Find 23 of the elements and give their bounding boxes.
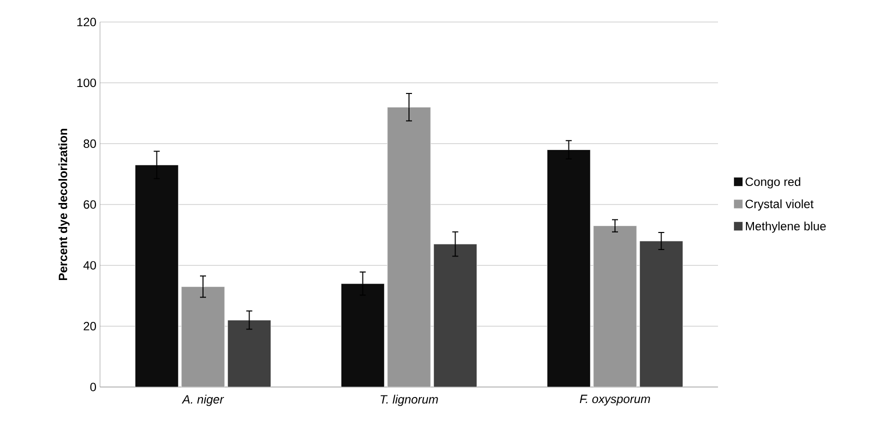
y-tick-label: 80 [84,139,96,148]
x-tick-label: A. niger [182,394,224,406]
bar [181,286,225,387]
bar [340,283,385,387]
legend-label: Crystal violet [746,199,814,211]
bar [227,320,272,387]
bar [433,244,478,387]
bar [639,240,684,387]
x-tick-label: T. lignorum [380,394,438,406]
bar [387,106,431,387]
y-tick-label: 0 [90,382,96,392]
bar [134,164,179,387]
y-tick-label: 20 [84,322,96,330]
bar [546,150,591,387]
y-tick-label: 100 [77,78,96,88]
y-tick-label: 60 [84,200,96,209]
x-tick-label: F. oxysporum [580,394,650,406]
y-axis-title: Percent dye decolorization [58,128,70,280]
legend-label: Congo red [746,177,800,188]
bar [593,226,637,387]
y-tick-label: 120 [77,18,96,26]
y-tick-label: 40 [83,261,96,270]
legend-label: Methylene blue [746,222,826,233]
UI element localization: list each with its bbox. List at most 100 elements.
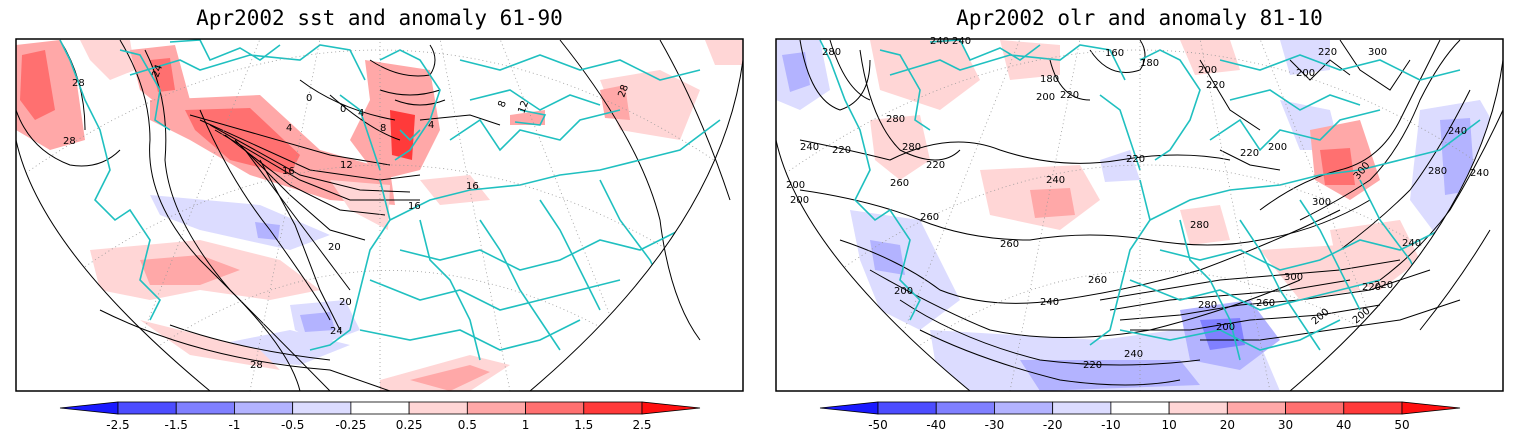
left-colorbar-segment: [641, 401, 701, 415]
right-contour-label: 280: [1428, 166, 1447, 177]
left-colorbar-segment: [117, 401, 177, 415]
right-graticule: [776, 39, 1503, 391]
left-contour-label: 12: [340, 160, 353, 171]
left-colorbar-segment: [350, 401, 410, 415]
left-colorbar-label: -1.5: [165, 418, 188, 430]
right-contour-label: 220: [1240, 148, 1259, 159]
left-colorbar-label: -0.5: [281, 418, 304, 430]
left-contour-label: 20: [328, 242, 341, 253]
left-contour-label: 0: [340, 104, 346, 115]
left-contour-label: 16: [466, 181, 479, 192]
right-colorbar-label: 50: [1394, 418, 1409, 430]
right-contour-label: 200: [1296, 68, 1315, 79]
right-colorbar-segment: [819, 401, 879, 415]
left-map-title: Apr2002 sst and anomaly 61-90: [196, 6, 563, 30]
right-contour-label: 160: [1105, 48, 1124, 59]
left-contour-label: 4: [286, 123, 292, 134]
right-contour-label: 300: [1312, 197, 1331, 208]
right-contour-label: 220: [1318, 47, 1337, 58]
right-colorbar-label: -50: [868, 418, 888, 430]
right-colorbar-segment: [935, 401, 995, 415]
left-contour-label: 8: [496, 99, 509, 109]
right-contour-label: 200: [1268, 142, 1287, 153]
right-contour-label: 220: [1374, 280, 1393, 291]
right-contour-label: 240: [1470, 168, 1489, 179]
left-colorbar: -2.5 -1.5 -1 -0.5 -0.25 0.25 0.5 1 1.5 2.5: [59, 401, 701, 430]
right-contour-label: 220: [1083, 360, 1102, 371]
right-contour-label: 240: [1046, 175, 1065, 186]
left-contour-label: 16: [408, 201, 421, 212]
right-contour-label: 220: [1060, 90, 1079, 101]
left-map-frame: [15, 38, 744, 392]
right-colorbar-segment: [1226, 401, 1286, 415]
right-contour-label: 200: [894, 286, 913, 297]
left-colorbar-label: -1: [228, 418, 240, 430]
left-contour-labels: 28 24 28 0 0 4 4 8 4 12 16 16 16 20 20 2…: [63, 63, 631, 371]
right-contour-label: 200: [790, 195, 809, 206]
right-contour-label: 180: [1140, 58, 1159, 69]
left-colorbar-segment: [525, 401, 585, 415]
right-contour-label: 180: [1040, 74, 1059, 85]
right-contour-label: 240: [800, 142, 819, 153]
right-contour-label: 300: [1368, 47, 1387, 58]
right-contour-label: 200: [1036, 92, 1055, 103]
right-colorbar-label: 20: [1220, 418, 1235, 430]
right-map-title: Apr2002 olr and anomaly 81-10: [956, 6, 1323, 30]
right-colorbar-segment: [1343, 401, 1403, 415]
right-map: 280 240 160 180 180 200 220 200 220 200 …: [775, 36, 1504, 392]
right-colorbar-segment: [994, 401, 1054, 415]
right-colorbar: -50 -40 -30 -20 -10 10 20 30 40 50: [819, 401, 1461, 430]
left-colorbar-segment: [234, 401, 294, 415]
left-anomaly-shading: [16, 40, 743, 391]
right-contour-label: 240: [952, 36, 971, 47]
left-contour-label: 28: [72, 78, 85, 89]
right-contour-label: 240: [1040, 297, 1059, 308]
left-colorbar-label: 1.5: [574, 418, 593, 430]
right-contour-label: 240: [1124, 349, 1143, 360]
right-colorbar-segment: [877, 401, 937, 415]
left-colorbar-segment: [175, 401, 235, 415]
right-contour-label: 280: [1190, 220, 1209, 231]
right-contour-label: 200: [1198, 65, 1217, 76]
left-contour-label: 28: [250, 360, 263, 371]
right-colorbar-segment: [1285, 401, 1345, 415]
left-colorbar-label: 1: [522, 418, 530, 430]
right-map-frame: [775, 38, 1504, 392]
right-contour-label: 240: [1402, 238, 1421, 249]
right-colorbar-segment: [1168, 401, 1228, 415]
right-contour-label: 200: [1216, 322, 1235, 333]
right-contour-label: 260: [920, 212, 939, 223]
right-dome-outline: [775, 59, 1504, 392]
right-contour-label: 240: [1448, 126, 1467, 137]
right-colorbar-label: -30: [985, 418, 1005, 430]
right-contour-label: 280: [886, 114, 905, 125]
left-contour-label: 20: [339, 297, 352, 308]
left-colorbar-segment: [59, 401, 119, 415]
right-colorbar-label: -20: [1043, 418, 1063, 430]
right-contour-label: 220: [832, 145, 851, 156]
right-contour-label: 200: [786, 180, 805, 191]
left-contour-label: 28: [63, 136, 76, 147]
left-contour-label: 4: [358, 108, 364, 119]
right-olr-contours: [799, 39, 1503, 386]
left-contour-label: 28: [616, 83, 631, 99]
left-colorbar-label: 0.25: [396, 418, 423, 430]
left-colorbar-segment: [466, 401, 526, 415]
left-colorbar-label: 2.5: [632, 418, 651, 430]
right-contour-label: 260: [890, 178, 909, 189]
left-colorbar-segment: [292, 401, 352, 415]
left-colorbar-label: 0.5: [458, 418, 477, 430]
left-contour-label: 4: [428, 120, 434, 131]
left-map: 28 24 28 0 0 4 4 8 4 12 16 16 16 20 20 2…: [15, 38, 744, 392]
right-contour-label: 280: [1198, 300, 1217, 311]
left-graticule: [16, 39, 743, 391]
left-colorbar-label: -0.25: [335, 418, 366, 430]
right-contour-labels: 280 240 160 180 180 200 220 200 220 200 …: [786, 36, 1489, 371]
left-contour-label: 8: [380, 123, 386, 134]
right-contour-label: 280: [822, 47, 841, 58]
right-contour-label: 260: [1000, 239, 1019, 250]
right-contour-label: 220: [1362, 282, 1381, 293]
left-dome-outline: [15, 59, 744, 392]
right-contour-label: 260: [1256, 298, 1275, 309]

§ WHAT IS NEEDED
Extract verbatim the stretch of the items from the line containing "left-colorbar-segment: [641, 401, 701, 415]" through the line containing "right-contour-label: 300: [1312, 197, 1331, 208]", including both of those lines.

§ FULL OUTPUT
left-colorbar-segment: [641, 401, 701, 415]
right-contour-label: 280: [1428, 166, 1447, 177]
left-colorbar-segment: [117, 401, 177, 415]
right-graticule: [776, 39, 1503, 391]
left-contour-label: 12: [340, 160, 353, 171]
left-colorbar-segment: [350, 401, 410, 415]
left-colorbar-label: -1.5: [165, 418, 188, 430]
right-contour-label: 220: [1240, 148, 1259, 159]
left-colorbar-label: -0.5: [281, 418, 304, 430]
left-contour-label: 20: [328, 242, 341, 253]
left-contour-label: 0: [340, 104, 346, 115]
left-contour-label: 16: [466, 181, 479, 192]
right-colorbar-label: 50: [1394, 418, 1409, 430]
right-contour-label: 200: [1296, 68, 1315, 79]
right-colorbar-segment: [819, 401, 879, 415]
left-map-title: Apr2002 sst and anomaly 61-90: [196, 6, 563, 30]
right-contour-label: 160: [1105, 48, 1124, 59]
left-contour-label: 4: [286, 123, 292, 134]
right-contour-label: 300: [1312, 197, 1331, 208]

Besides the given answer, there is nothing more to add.